___ THE DATA

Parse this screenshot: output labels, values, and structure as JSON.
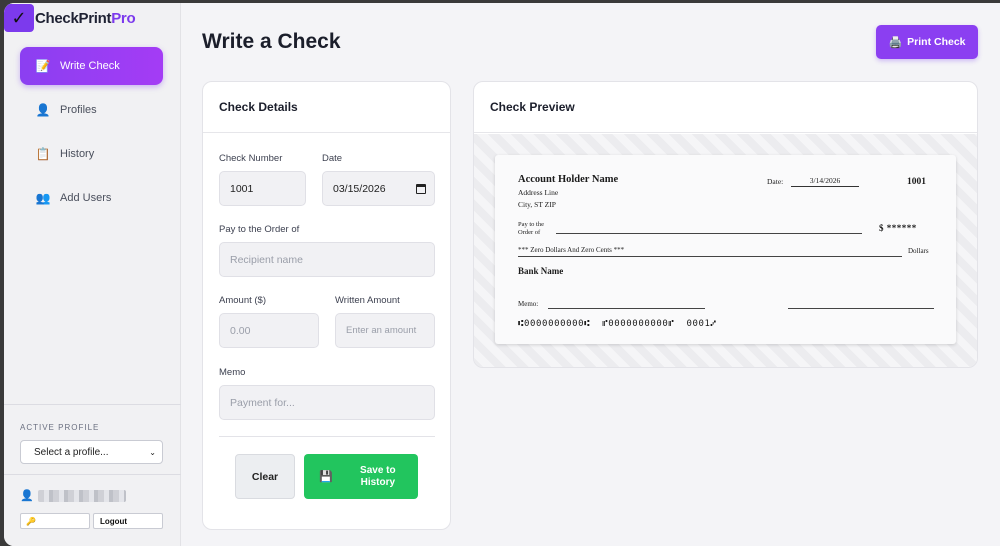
{
  "app": {
    "logo_check": "✓",
    "logo_main": "CheckPrint",
    "logo_accent": "Pro"
  },
  "sidebar": {
    "items": [
      {
        "label": "Write Check",
        "icon": "📝",
        "active": true
      },
      {
        "label": "Profiles",
        "icon": "👤",
        "active": false
      },
      {
        "label": "History",
        "icon": "📋",
        "active": false
      },
      {
        "label": "Add Users",
        "icon": "👥",
        "active": false
      }
    ],
    "active_profile_label": "ACTIVE PROFILE",
    "profile_select_value": "Select a profile...",
    "user_icon": "👤",
    "key_icon": "🔑",
    "logout_label": "Logout"
  },
  "header": {
    "title": "Write a Check",
    "print_icon": "🖨️",
    "print_label": "Print Check"
  },
  "details": {
    "title": "Check Details",
    "check_number_label": "Check Number",
    "check_number_value": "1001",
    "date_label": "Date",
    "date_value": "03/15/2026",
    "payee_label": "Pay to the Order of",
    "payee_placeholder": "Recipient name",
    "amount_label": "Amount ($)",
    "amount_placeholder": "0.00",
    "written_label": "Written Amount",
    "written_placeholder": "Enter an amount",
    "memo_label": "Memo",
    "memo_placeholder": "Payment for...",
    "clear_label": "Clear",
    "save_icon": "💾",
    "save_label": "Save to History"
  },
  "preview": {
    "title": "Check Preview",
    "account_holder": "Account Holder Name",
    "address_line": "Address Line",
    "city_line": "City, ST ZIP",
    "date_label": "Date:",
    "date_value": "3/14/2026",
    "check_number": "1001",
    "pay_to_label": "Pay to the Order of",
    "amount_text": "$ ******",
    "written_amount": "*** Zero Dollars And Zero Cents ***",
    "dollars_label": "Dollars",
    "bank_name": "Bank Name",
    "memo_label": "Memo:",
    "micr_line": "⑆0000000000⑆  ⑈0000000000⑈  0001⑇"
  },
  "colors": {
    "accent": "#8b3ff1",
    "success": "#22c55e",
    "background": "#f4f4f7"
  }
}
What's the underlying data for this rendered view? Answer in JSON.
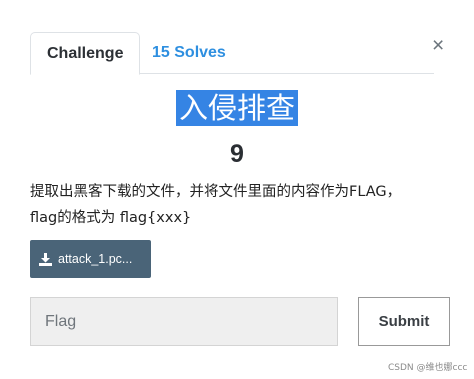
{
  "tabs": {
    "challenge": "Challenge",
    "solves": "15 Solves"
  },
  "close_glyph": "×",
  "challenge": {
    "name": "入侵排查",
    "points": "9",
    "description_line1": "提取出黑客下载的文件，并将文件里面的内容作为FLAG，",
    "description_line2": "flag的格式为 flag{xxx}"
  },
  "file": {
    "label": "attack_1.pc...",
    "icon": "download-icon"
  },
  "form": {
    "flag_placeholder": "Flag",
    "flag_value": "",
    "submit_label": "Submit"
  },
  "watermark": "CSDN @维也娜ccc",
  "colors": {
    "title_highlight": "#3584e4",
    "link": "#2e8fe0",
    "file_button": "#4a6478"
  }
}
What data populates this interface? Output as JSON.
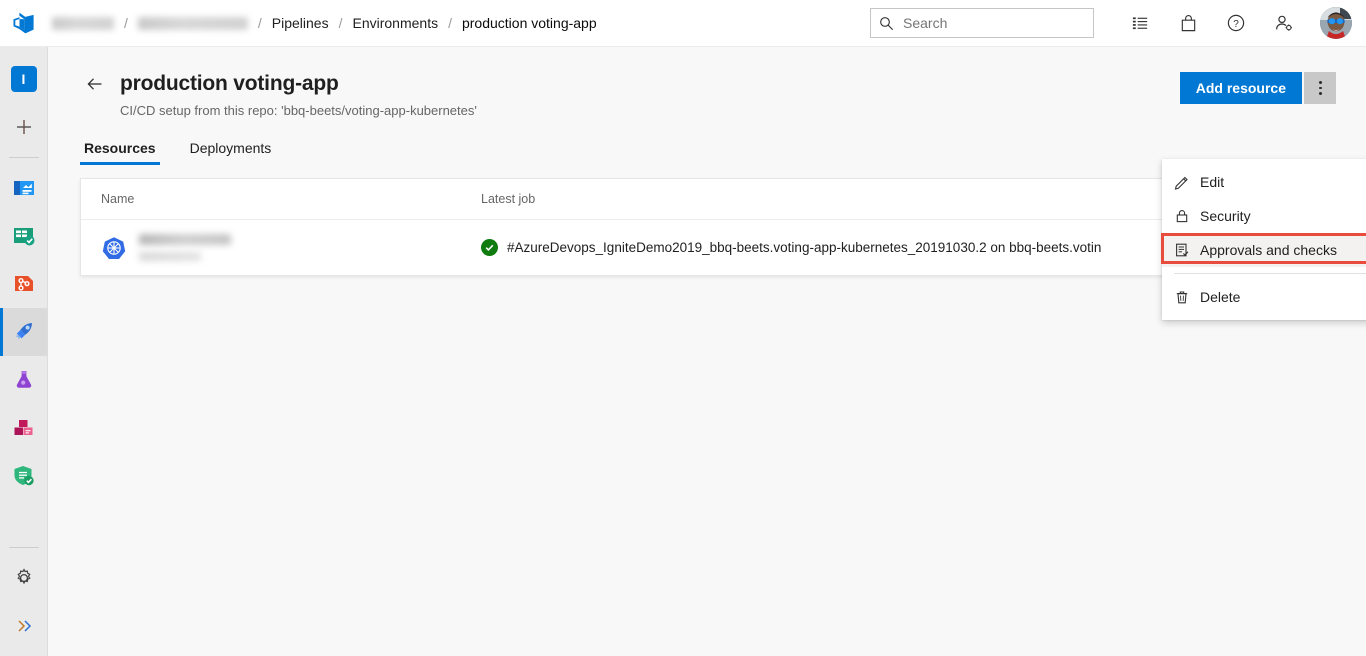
{
  "header": {
    "logo_icon": "azure-devops-logo",
    "breadcrumb": [
      {
        "label": "",
        "blurred": true,
        "width": 62
      },
      {
        "label": "",
        "blurred": true,
        "width": 110
      },
      {
        "label": "Pipelines",
        "blurred": false
      },
      {
        "label": "Environments",
        "blurred": false
      },
      {
        "label": "production voting-app",
        "blurred": false
      }
    ],
    "separator": "/",
    "search": {
      "placeholder": "Search",
      "icon": "search-icon"
    },
    "icons": [
      {
        "name": "tasks-list-icon",
        "title": "Tasks"
      },
      {
        "name": "shopping-bag-icon",
        "title": "Marketplace"
      },
      {
        "name": "help-question-icon",
        "title": "Help"
      },
      {
        "name": "user-settings-icon",
        "title": "User settings"
      }
    ],
    "avatar": {
      "name": "user-avatar",
      "title": "Account manager"
    }
  },
  "sidebar": {
    "project_avatar": {
      "label": "I",
      "color": "#0078d4"
    },
    "items": [
      {
        "name": "new-item",
        "icon": "plus-icon",
        "label": "New"
      },
      {
        "name": "overview",
        "icon": "overview-icon",
        "label": "Overview"
      },
      {
        "name": "boards",
        "icon": "boards-icon",
        "label": "Boards"
      },
      {
        "name": "repos",
        "icon": "repos-icon",
        "label": "Repos"
      },
      {
        "name": "pipelines",
        "icon": "pipelines-rocket-icon",
        "label": "Pipelines",
        "selected": true
      },
      {
        "name": "test-plans",
        "icon": "test-plans-flask-icon",
        "label": "Test Plans"
      },
      {
        "name": "artifacts",
        "icon": "artifacts-boxes-icon",
        "label": "Artifacts"
      },
      {
        "name": "advanced-security",
        "icon": "shield-check-icon",
        "label": "Advanced Security"
      }
    ],
    "bottom_items": [
      {
        "name": "project-settings",
        "icon": "gear-icon",
        "label": "Project settings"
      },
      {
        "name": "expand-rail",
        "icon": "double-chevron-right-icon",
        "label": "Expand"
      }
    ]
  },
  "page": {
    "back_label": "Back",
    "title": "production voting-app",
    "subtitle": "CI/CD setup from this repo: 'bbq-beets/voting-app-kubernetes'",
    "tabs": [
      {
        "label": "Resources",
        "active": true
      },
      {
        "label": "Deployments",
        "active": false
      }
    ],
    "add_resource_label": "Add resource",
    "more_actions_label": "More actions"
  },
  "table": {
    "columns": [
      "Name",
      "Latest job"
    ],
    "rows": [
      {
        "icon": "kubernetes-icon",
        "name": "",
        "name_blurred": true,
        "status": "succeeded",
        "latest_job": "#AzureDevops_IgniteDemo2019_bbq-beets.voting-app-kubernetes_20191030.2 on bbq-beets.votin"
      }
    ]
  },
  "context_menu": {
    "items": [
      {
        "label": "Edit",
        "icon": "pencil-icon",
        "highlighted": false
      },
      {
        "label": "Security",
        "icon": "lock-icon",
        "highlighted": false
      },
      {
        "label": "Approvals and checks",
        "icon": "clipboard-check-icon",
        "highlighted": true
      },
      {
        "label": "Delete",
        "icon": "trash-icon",
        "highlighted": false
      }
    ],
    "annotation_color": "#e74c3c"
  },
  "colors": {
    "accent": "#0078d4",
    "success": "#107c10",
    "annotation": "#e74c3c",
    "rail_bg": "#eaeaea",
    "content_bg": "#f8f8f8"
  }
}
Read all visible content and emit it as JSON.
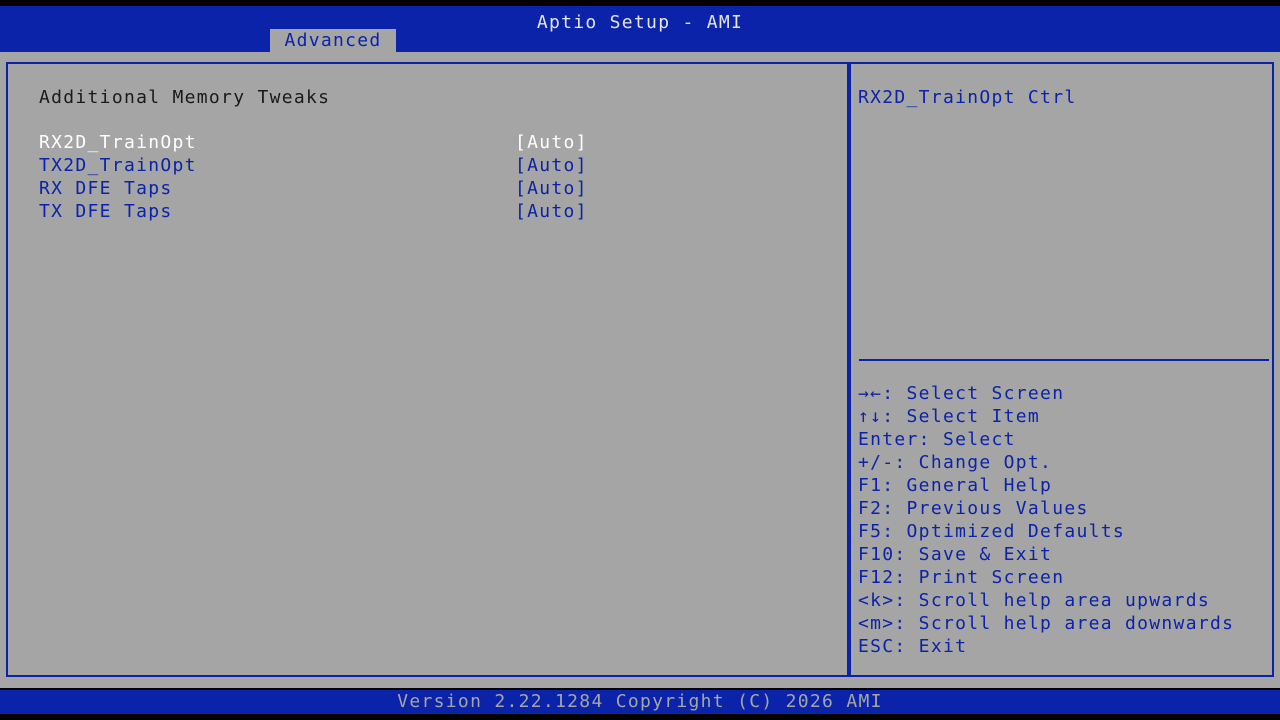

______

#### WHAT IS ASKED:
Copy every line from the records above that contains the word "Account".

#### RESPONSE FOR THIS EXERCISE:
    "account_holder": "Account Holder Name",
      "title": "Account manager"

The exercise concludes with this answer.